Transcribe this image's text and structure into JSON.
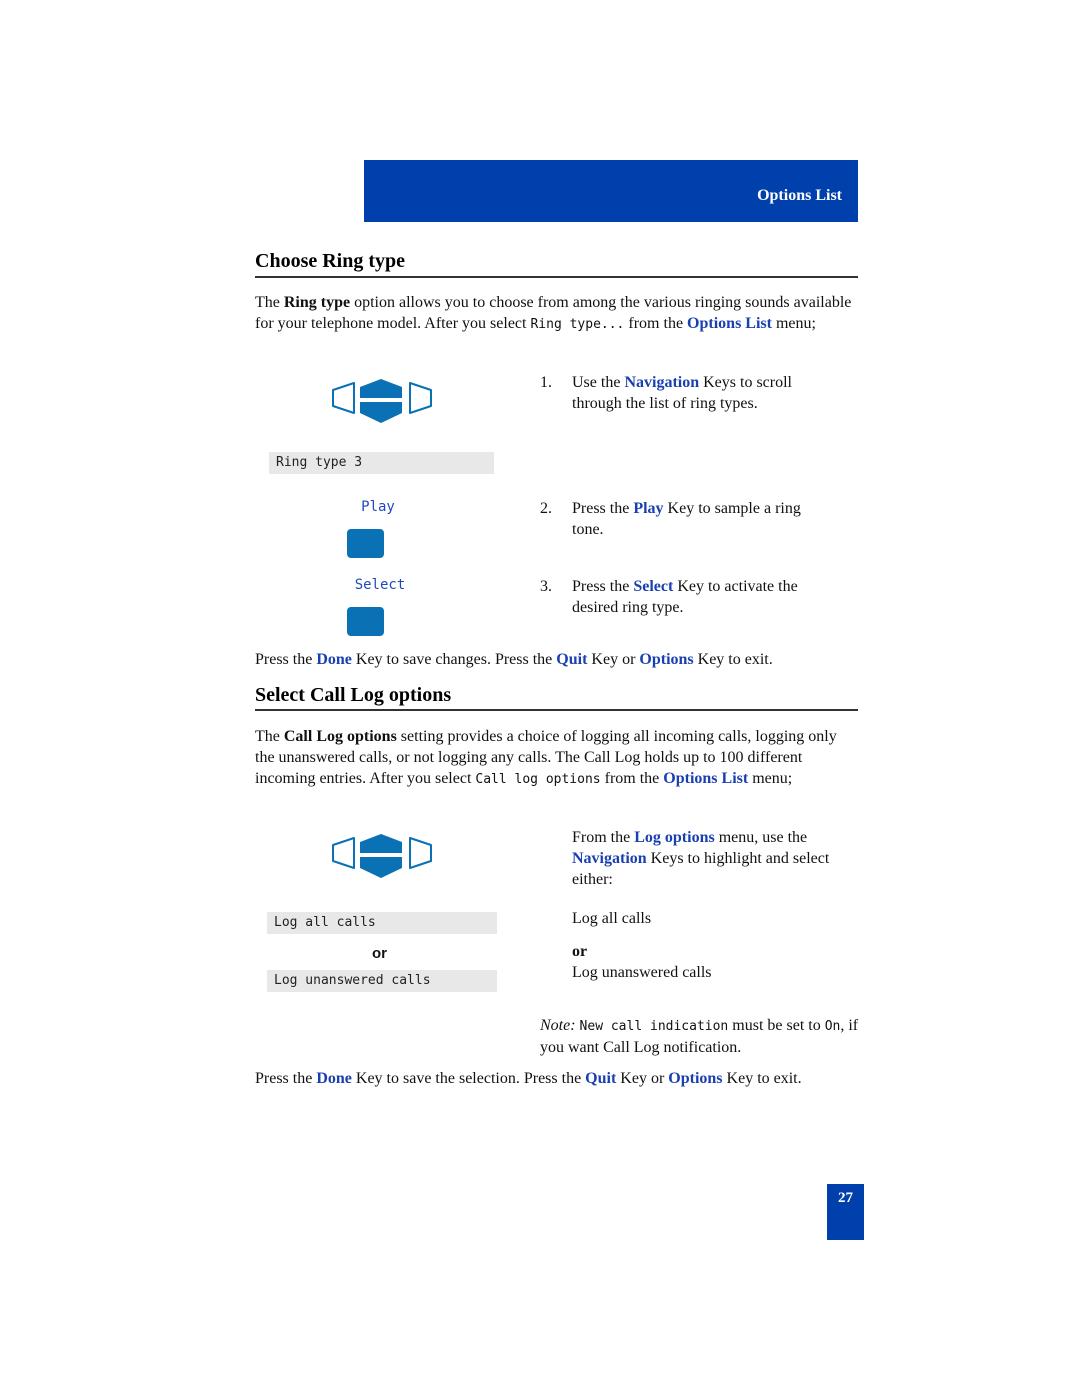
{
  "header": {
    "section_label": "Options List"
  },
  "section1": {
    "title": "Choose Ring type",
    "intro": {
      "t1": "The ",
      "b1": "Ring type",
      "t2": " option allows you to choose from among the various ringing sounds available for your telephone model. After you select ",
      "mono": "Ring type...",
      "t3": " from the ",
      "link": "Options List",
      "t4": " menu;"
    },
    "display_text": "Ring type 3",
    "softkeys": [
      {
        "label": "Play"
      },
      {
        "label": "Select"
      }
    ],
    "steps": [
      {
        "num": "1.",
        "pre": "Use the ",
        "key": "Navigation",
        "post": " Keys to scroll through the list of ring types."
      },
      {
        "num": "2.",
        "pre": "Press the ",
        "key": "Play",
        "post": " Key to sample a ring tone."
      },
      {
        "num": "3.",
        "pre": "Press the ",
        "key": "Select",
        "post": " Key to activate the desired ring type."
      }
    ],
    "footer": {
      "t1": "Press the ",
      "k1": "Done",
      "t2": " Key to save changes. Press the ",
      "k2": "Quit",
      "t3": " Key or ",
      "k3": "Options",
      "t4": " Key to exit."
    }
  },
  "section2": {
    "title": "Select Call Log options",
    "intro": {
      "t1": "The ",
      "b1": "Call Log options",
      "t2": " setting provides a choice of logging all incoming calls, logging only the unanswered calls, or not logging any calls. The Call Log holds up to 100 different incoming entries. After you select ",
      "mono": "Call log options",
      "t3": " from the ",
      "link": "Options List",
      "t4": " menu;"
    },
    "display_option1": "Log all calls",
    "display_or": "or",
    "display_option2": "Log unanswered calls",
    "instruction": {
      "t1": "From the ",
      "k1": "Log options",
      "t2": " menu, use the ",
      "k2": "Navigation",
      "t3": " Keys to highlight and select either:"
    },
    "option1": "Log all calls",
    "or": "or",
    "option2": "Log unanswered calls",
    "note": {
      "label": "Note:",
      "mono1": "New call indication",
      "t1": " must be set to ",
      "mono2": "On",
      "t2": ", if you want Call Log notification."
    },
    "footer": {
      "t1": "Press the ",
      "k1": "Done",
      "t2": " Key to save the selection. Press the ",
      "k2": "Quit",
      "t3": " Key or ",
      "k3": "Options",
      "t4": " Key to exit."
    }
  },
  "page_number": "27"
}
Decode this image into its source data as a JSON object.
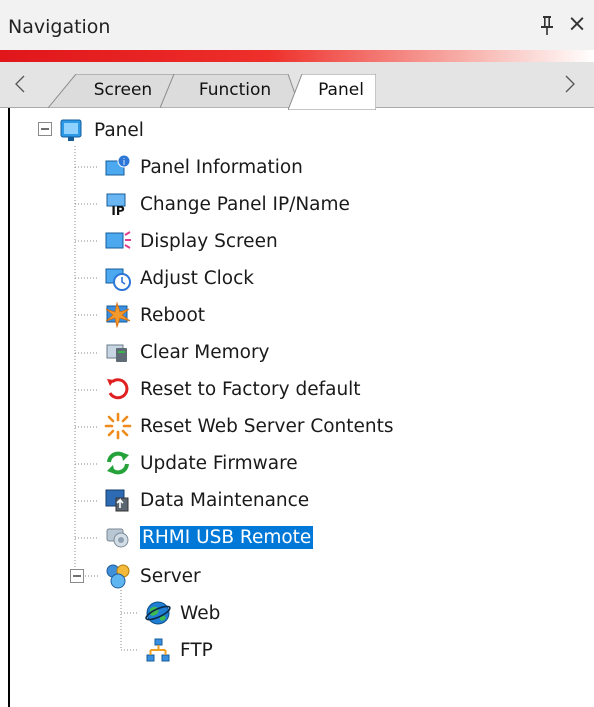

WHAT YOU SHOULD DO – Extract every line containing the string "this" from the data above.

EXERCISE RESPONSE –
Transcribe this image's text and structure into JSON.
Decode this image into its source data as a JSON object.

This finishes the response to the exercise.